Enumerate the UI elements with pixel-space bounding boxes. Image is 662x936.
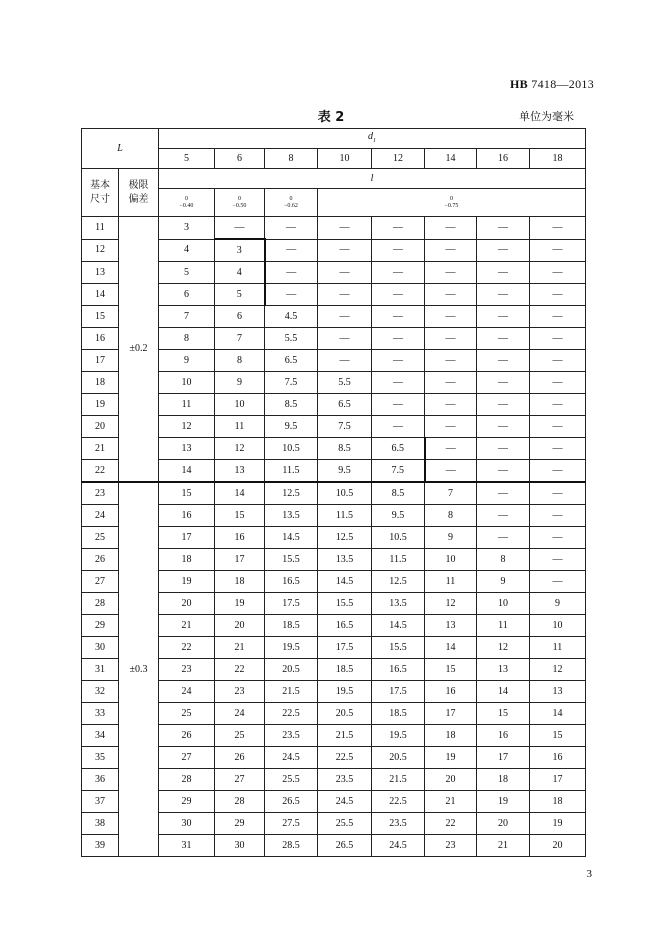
l-value-cell: — <box>530 306 586 328</box>
l-value-cell: 19.5 <box>372 725 425 747</box>
d-value-cell: 8 <box>265 149 318 169</box>
l-value-cell: 29 <box>159 791 215 813</box>
l-value-cell: 4.5 <box>265 306 318 328</box>
l-value-cell: 27.5 <box>265 813 318 835</box>
d-value-cell: 14 <box>425 149 477 169</box>
header-d: $d_1$ <box>159 129 586 149</box>
l-value-cell: 9.5 <box>265 416 318 438</box>
l-value-cell: 26.5 <box>265 791 318 813</box>
basic-size-cell: 34 <box>82 725 119 747</box>
l-value-cell: 13.5 <box>265 505 318 527</box>
l-value-cell: — <box>372 328 425 350</box>
l-value-cell: — <box>372 372 425 394</box>
l-value-cell: 10.5 <box>318 482 372 505</box>
l-value-cell: 28.5 <box>265 835 318 857</box>
l-value-cell: 22 <box>159 637 215 659</box>
l-value-cell: 18 <box>477 769 530 791</box>
header-L: L <box>82 129 159 169</box>
l-value-cell: — <box>318 262 372 284</box>
l-value-cell: 12.5 <box>265 482 318 505</box>
l-value-cell: 11 <box>159 394 215 416</box>
l-value-cell: 19 <box>425 747 477 769</box>
basic-size-cell: 24 <box>82 505 119 527</box>
l-value-cell: — <box>265 284 318 306</box>
l-value-cell: 21 <box>425 791 477 813</box>
l-value-cell: — <box>425 328 477 350</box>
basic-size-cell: 16 <box>82 328 119 350</box>
l-value-cell: 10 <box>215 394 265 416</box>
l-value-cell: — <box>477 328 530 350</box>
l-value-cell: 15.5 <box>372 637 425 659</box>
l-value-cell: 15 <box>530 725 586 747</box>
l-value-cell: — <box>425 416 477 438</box>
basic-size-cell: 31 <box>82 659 119 681</box>
header-l: l <box>159 169 586 189</box>
basic-size-cell: 33 <box>82 703 119 725</box>
l-value-cell: 20.5 <box>318 703 372 725</box>
l-value-cell: 19.5 <box>265 637 318 659</box>
l-value-cell: 10 <box>477 593 530 615</box>
l-value-cell: — <box>477 284 530 306</box>
dimension-table <box>81 128 586 857</box>
l-value-cell: — <box>265 262 318 284</box>
l-value-cell: 20.5 <box>265 659 318 681</box>
basic-size-cell: 14 <box>82 284 119 306</box>
basic-size-cell: 37 <box>82 791 119 813</box>
l-value-cell: 14.5 <box>318 571 372 593</box>
limit-deviation-cell: ±0.3 <box>119 482 159 857</box>
l-value-cell: 11.5 <box>372 549 425 571</box>
l-value-cell: 13 <box>159 438 215 460</box>
l-value-cell: 17 <box>215 549 265 571</box>
l-value-cell: — <box>318 217 372 240</box>
l-value-cell: 5 <box>159 262 215 284</box>
l-value-cell: 7 <box>215 328 265 350</box>
l-value-cell: — <box>425 284 477 306</box>
l-value-cell: — <box>530 328 586 350</box>
l-value-cell: 8.5 <box>318 438 372 460</box>
l-value-cell: 7.5 <box>372 460 425 483</box>
l-value-cell: — <box>372 306 425 328</box>
l-value-cell: 14 <box>159 460 215 483</box>
basic-size-cell: 27 <box>82 571 119 593</box>
l-value-cell: — <box>372 416 425 438</box>
l-value-cell: 9.5 <box>372 505 425 527</box>
l-value-cell: — <box>425 239 477 262</box>
l-value-cell: 11 <box>530 637 586 659</box>
unit-note: 单位为毫米 <box>519 110 574 123</box>
l-value-cell: — <box>477 394 530 416</box>
l-value-cell: 6 <box>159 284 215 306</box>
l-value-cell: 20 <box>425 769 477 791</box>
l-value-cell: 23 <box>215 681 265 703</box>
l-value-cell: 8 <box>425 505 477 527</box>
l-value-cell: 14.5 <box>265 527 318 549</box>
l-value-cell: 12 <box>477 637 530 659</box>
l-value-cell: 18 <box>159 549 215 571</box>
l-value-cell: 15 <box>425 659 477 681</box>
l-value-cell: 13.5 <box>318 549 372 571</box>
l-value-cell: 16 <box>215 527 265 549</box>
l-value-cell: 12.5 <box>318 527 372 549</box>
l-value-cell: 14 <box>425 637 477 659</box>
limit-deviation-cell: ±0.2 <box>119 217 159 483</box>
tolerance-cell: 0 −0.75 <box>318 189 586 217</box>
basic-size-cell: 28 <box>82 593 119 615</box>
l-value-cell: 10 <box>530 615 586 637</box>
header-limit-deviation: 极限 偏差 <box>119 169 159 217</box>
tolerance-cell: 0 −0.62 <box>265 189 318 217</box>
l-value-cell: — <box>425 438 477 460</box>
l-value-cell: 8 <box>159 328 215 350</box>
d-value-cell: 10 <box>318 149 372 169</box>
basic-size-cell: 23 <box>82 482 119 505</box>
l-value-cell: 19.5 <box>318 681 372 703</box>
basic-size-cell: 35 <box>82 747 119 769</box>
l-value-cell: 25 <box>159 703 215 725</box>
basic-size-cell: 29 <box>82 615 119 637</box>
l-value-cell: — <box>477 372 530 394</box>
l-value-cell: 7.5 <box>265 372 318 394</box>
l-value-cell: — <box>477 217 530 240</box>
l-value-cell: 4 <box>215 262 265 284</box>
l-value-cell: — <box>318 306 372 328</box>
l-value-cell: 21.5 <box>318 725 372 747</box>
l-value-cell: 7.5 <box>318 416 372 438</box>
l-value-cell: — <box>530 571 586 593</box>
table-caption: 表 2 <box>317 110 345 125</box>
tolerance-cell: 0 −0.40 <box>159 189 215 217</box>
basic-size-cell: 20 <box>82 416 119 438</box>
l-value-cell: 3 <box>215 239 265 262</box>
l-value-cell: 18.5 <box>265 615 318 637</box>
l-value-cell: 11.5 <box>265 460 318 483</box>
l-value-cell: 30 <box>159 813 215 835</box>
l-value-cell: — <box>425 394 477 416</box>
l-value-cell: 8.5 <box>265 394 318 416</box>
page-number: 3 <box>586 868 592 880</box>
l-value-cell: — <box>530 284 586 306</box>
basic-size-cell: 38 <box>82 813 119 835</box>
l-value-cell: 22 <box>425 813 477 835</box>
l-value-cell: — <box>477 306 530 328</box>
l-value-cell: 16.5 <box>372 659 425 681</box>
l-value-cell: — <box>318 239 372 262</box>
l-value-cell: 10.5 <box>265 438 318 460</box>
l-value-cell: — <box>318 328 372 350</box>
l-value-cell: 20 <box>159 593 215 615</box>
d-value-cell: 6 <box>215 149 265 169</box>
l-value-cell: — <box>425 350 477 372</box>
l-value-cell: 8 <box>215 350 265 372</box>
l-value-cell: 19 <box>477 791 530 813</box>
l-value-cell: 13 <box>530 681 586 703</box>
l-value-cell: 11.5 <box>318 505 372 527</box>
l-value-cell: — <box>372 262 425 284</box>
l-value-cell: — <box>477 239 530 262</box>
l-value-cell: 11 <box>215 416 265 438</box>
l-value-cell: 8.5 <box>372 482 425 505</box>
l-value-cell: 22.5 <box>318 747 372 769</box>
basic-size-cell: 26 <box>82 549 119 571</box>
l-value-cell: — <box>477 438 530 460</box>
l-value-cell: 24 <box>215 703 265 725</box>
l-value-cell: — <box>477 505 530 527</box>
l-value-cell: 14.5 <box>372 615 425 637</box>
l-value-cell: 15.5 <box>318 593 372 615</box>
l-value-cell: 5.5 <box>318 372 372 394</box>
l-value-cell: 13 <box>215 460 265 483</box>
l-value-cell: 17 <box>159 527 215 549</box>
l-value-cell: 9.5 <box>318 460 372 483</box>
basic-size-cell: 12 <box>82 239 119 262</box>
l-value-cell: — <box>372 350 425 372</box>
l-value-cell: 26 <box>215 747 265 769</box>
l-value-cell: 12.5 <box>372 571 425 593</box>
l-value-cell: 28 <box>159 769 215 791</box>
basic-size-cell: 11 <box>82 217 119 240</box>
basic-size-cell: 22 <box>82 460 119 483</box>
l-value-cell: — <box>530 217 586 240</box>
l-value-cell: 19 <box>159 571 215 593</box>
l-value-cell: 20 <box>477 813 530 835</box>
l-value-cell: 9 <box>215 372 265 394</box>
l-value-cell: 18 <box>425 725 477 747</box>
l-value-cell: 5 <box>215 284 265 306</box>
l-value-cell: 16 <box>477 725 530 747</box>
l-value-cell: 6 <box>215 306 265 328</box>
l-value-cell: 18.5 <box>318 659 372 681</box>
l-value-cell: 9 <box>159 350 215 372</box>
l-value-cell: 3 <box>159 217 215 240</box>
l-value-cell: 24.5 <box>265 747 318 769</box>
l-value-cell: 21.5 <box>372 769 425 791</box>
l-value-cell: 22.5 <box>265 703 318 725</box>
basic-size-cell: 17 <box>82 350 119 372</box>
l-value-cell: 24 <box>159 681 215 703</box>
l-value-cell: 21.5 <box>265 681 318 703</box>
l-value-cell: 13.5 <box>372 593 425 615</box>
l-value-cell: 17.5 <box>372 681 425 703</box>
l-value-cell: 23.5 <box>265 725 318 747</box>
l-value-cell: 8 <box>477 549 530 571</box>
l-value-cell: — <box>425 217 477 240</box>
l-value-cell: 18.5 <box>372 703 425 725</box>
l-value-cell: 23 <box>159 659 215 681</box>
l-value-cell: 25.5 <box>265 769 318 791</box>
l-value-cell: 12 <box>159 416 215 438</box>
l-value-cell: 16.5 <box>318 615 372 637</box>
l-value-cell: — <box>530 350 586 372</box>
l-value-cell: 12 <box>425 593 477 615</box>
d-value-cell: 18 <box>530 149 586 169</box>
l-value-cell: 15 <box>215 505 265 527</box>
l-value-cell: 20 <box>215 615 265 637</box>
l-value-cell: — <box>530 505 586 527</box>
l-value-cell: — <box>477 416 530 438</box>
l-value-cell: 27 <box>215 769 265 791</box>
l-value-cell: 16 <box>425 681 477 703</box>
l-value-cell: — <box>425 306 477 328</box>
table-row <box>82 217 586 240</box>
l-value-cell: 15 <box>477 703 530 725</box>
basic-size-cell: 32 <box>82 681 119 703</box>
l-value-cell: 25.5 <box>318 813 372 835</box>
l-value-cell: — <box>530 372 586 394</box>
l-value-cell: 5.5 <box>265 328 318 350</box>
l-value-cell: — <box>530 239 586 262</box>
d-value-cell: 12 <box>372 149 425 169</box>
l-value-cell: 12 <box>530 659 586 681</box>
l-value-cell: 18 <box>215 571 265 593</box>
l-value-cell: 12 <box>215 438 265 460</box>
table-row <box>82 482 586 505</box>
l-value-cell: 4 <box>159 239 215 262</box>
l-value-cell: — <box>265 239 318 262</box>
l-value-cell: 29 <box>215 813 265 835</box>
l-value-cell: — <box>530 438 586 460</box>
l-value-cell: — <box>318 284 372 306</box>
l-value-cell: 19 <box>215 593 265 615</box>
l-value-cell: 9 <box>477 571 530 593</box>
l-value-cell: 21 <box>215 637 265 659</box>
header-basic-size: 基本 尺寸 <box>82 169 119 217</box>
l-value-cell: 14 <box>477 681 530 703</box>
l-value-cell: — <box>372 284 425 306</box>
l-value-cell: 16 <box>530 747 586 769</box>
l-value-cell: — <box>372 394 425 416</box>
d-value-cell: 5 <box>159 149 215 169</box>
basic-size-cell: 30 <box>82 637 119 659</box>
l-value-cell: — <box>318 350 372 372</box>
l-value-cell: — <box>477 262 530 284</box>
l-value-cell: 11 <box>425 571 477 593</box>
l-value-cell: 15 <box>159 482 215 505</box>
l-value-cell: 17.5 <box>318 637 372 659</box>
l-value-cell: 24.5 <box>318 791 372 813</box>
l-value-cell: — <box>372 239 425 262</box>
l-value-cell: — <box>265 217 318 240</box>
l-value-cell: 27 <box>159 747 215 769</box>
basic-size-cell: 13 <box>82 262 119 284</box>
l-value-cell: 16 <box>159 505 215 527</box>
l-value-cell: 9 <box>425 527 477 549</box>
l-value-cell: 13 <box>477 659 530 681</box>
l-value-cell: — <box>530 527 586 549</box>
l-value-cell: — <box>372 217 425 240</box>
l-value-cell: — <box>530 482 586 505</box>
basic-size-cell: 25 <box>82 527 119 549</box>
l-value-cell: — <box>530 394 586 416</box>
l-value-cell: 7 <box>425 482 477 505</box>
l-value-cell: 28 <box>215 791 265 813</box>
l-value-cell: 10.5 <box>372 527 425 549</box>
d-value-cell: 16 <box>477 149 530 169</box>
l-value-cell: 31 <box>159 835 215 857</box>
l-value-cell: 23.5 <box>318 769 372 791</box>
l-value-cell: 6.5 <box>265 350 318 372</box>
l-value-cell: — <box>425 262 477 284</box>
l-value-cell: 24.5 <box>372 835 425 857</box>
basic-size-cell: 19 <box>82 394 119 416</box>
basic-size-cell: 18 <box>82 372 119 394</box>
l-value-cell: 22 <box>215 659 265 681</box>
l-value-cell: — <box>530 549 586 571</box>
l-value-cell: 14 <box>530 703 586 725</box>
l-value-cell: 21 <box>159 615 215 637</box>
l-value-cell: 26.5 <box>318 835 372 857</box>
l-value-cell: 13 <box>425 615 477 637</box>
l-value-cell: — <box>477 460 530 483</box>
l-value-cell: 17 <box>477 747 530 769</box>
l-value-cell: — <box>425 460 477 483</box>
l-value-cell: 10 <box>425 549 477 571</box>
l-value-cell: 6.5 <box>372 438 425 460</box>
l-value-cell: 22.5 <box>372 791 425 813</box>
l-value-cell: — <box>477 482 530 505</box>
l-value-cell: — <box>477 527 530 549</box>
l-value-cell: — <box>215 217 265 240</box>
l-value-cell: 20.5 <box>372 747 425 769</box>
l-value-cell: 20 <box>530 835 586 857</box>
l-value-cell: 6.5 <box>318 394 372 416</box>
l-value-cell: 15.5 <box>265 549 318 571</box>
basic-size-cell: 39 <box>82 835 119 857</box>
l-value-cell: 7 <box>159 306 215 328</box>
l-value-cell: 23.5 <box>372 813 425 835</box>
basic-size-cell: 36 <box>82 769 119 791</box>
l-value-cell: 11 <box>477 615 530 637</box>
l-value-cell: 21 <box>477 835 530 857</box>
l-value-cell: — <box>477 350 530 372</box>
l-value-cell: 16.5 <box>265 571 318 593</box>
l-value-cell: 17 <box>530 769 586 791</box>
l-value-cell: 30 <box>215 835 265 857</box>
l-value-cell: 10 <box>159 372 215 394</box>
l-value-cell: — <box>530 262 586 284</box>
basic-size-cell: 21 <box>82 438 119 460</box>
l-value-cell: — <box>530 460 586 483</box>
tolerance-cell: 0 −0.50 <box>215 189 265 217</box>
l-value-cell: 23 <box>425 835 477 857</box>
l-value-cell: 17.5 <box>265 593 318 615</box>
l-value-cell: 26 <box>159 725 215 747</box>
l-value-cell: 19 <box>530 813 586 835</box>
l-value-cell: — <box>425 372 477 394</box>
l-value-cell: 25 <box>215 725 265 747</box>
l-value-cell: 17 <box>425 703 477 725</box>
standard-number: HB 7418—2013 <box>510 77 594 91</box>
l-value-cell: 18 <box>530 791 586 813</box>
basic-size-cell: 15 <box>82 306 119 328</box>
l-value-cell: 9 <box>530 593 586 615</box>
l-value-cell: — <box>530 416 586 438</box>
l-value-cell: 14 <box>215 482 265 505</box>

..........

What you need to do
In the listing, starting at the line that contains "l-value-cell: — <box>530 306 586 328</box>" and ending at the line that contains "l-value-cell: 15.5 <box>372 637 425 659</box>", replace "basic-size-cell" with "nominal-size-cell", leaving everything else unchanged, and give only those lines.

Solution to the exercise
l-value-cell: — <box>530 306 586 328</box>
l-value-cell: 19.5 <box>372 725 425 747</box>
d-value-cell: 8 <box>265 149 318 169</box>
l-value-cell: 29 <box>159 791 215 813</box>
l-value-cell: 4.5 <box>265 306 318 328</box>
l-value-cell: 27.5 <box>265 813 318 835</box>
d-value-cell: 14 <box>425 149 477 169</box>
header-d: $d_1$ <box>159 129 586 149</box>
l-value-cell: 9.5 <box>265 416 318 438</box>
l-value-cell: 26.5 <box>265 791 318 813</box>
nominal-size-cell: 34 <box>82 725 119 747</box>
l-value-cell: 13.5 <box>265 505 318 527</box>
l-value-cell: — <box>372 328 425 350</box>
l-value-cell: — <box>372 372 425 394</box>
l-value-cell: 10.5 <box>318 482 372 505</box>
l-value-cell: 28.5 <box>265 835 318 857</box>
l-value-cell: 22 <box>159 637 215 659</box>
l-value-cell: 18 <box>477 769 530 791</box>
header-L: L <box>82 129 159 169</box>
l-value-cell: — <box>318 262 372 284</box>
l-value-cell: 12.5 <box>265 482 318 505</box>
l-value-cell: 11 <box>159 394 215 416</box>
l-value-cell: 19 <box>425 747 477 769</box>
nominal-size-cell: 24 <box>82 505 119 527</box>
l-value-cell: — <box>265 284 318 306</box>
l-value-cell: 21 <box>425 791 477 813</box>
l-value-cell: — <box>425 328 477 350</box>
nominal-size-cell: 16 <box>82 328 119 350</box>
l-value-cell: 10 <box>215 394 265 416</box>
l-value-cell: — <box>477 328 530 350</box>
l-value-cell: 15.5 <box>372 637 425 659</box>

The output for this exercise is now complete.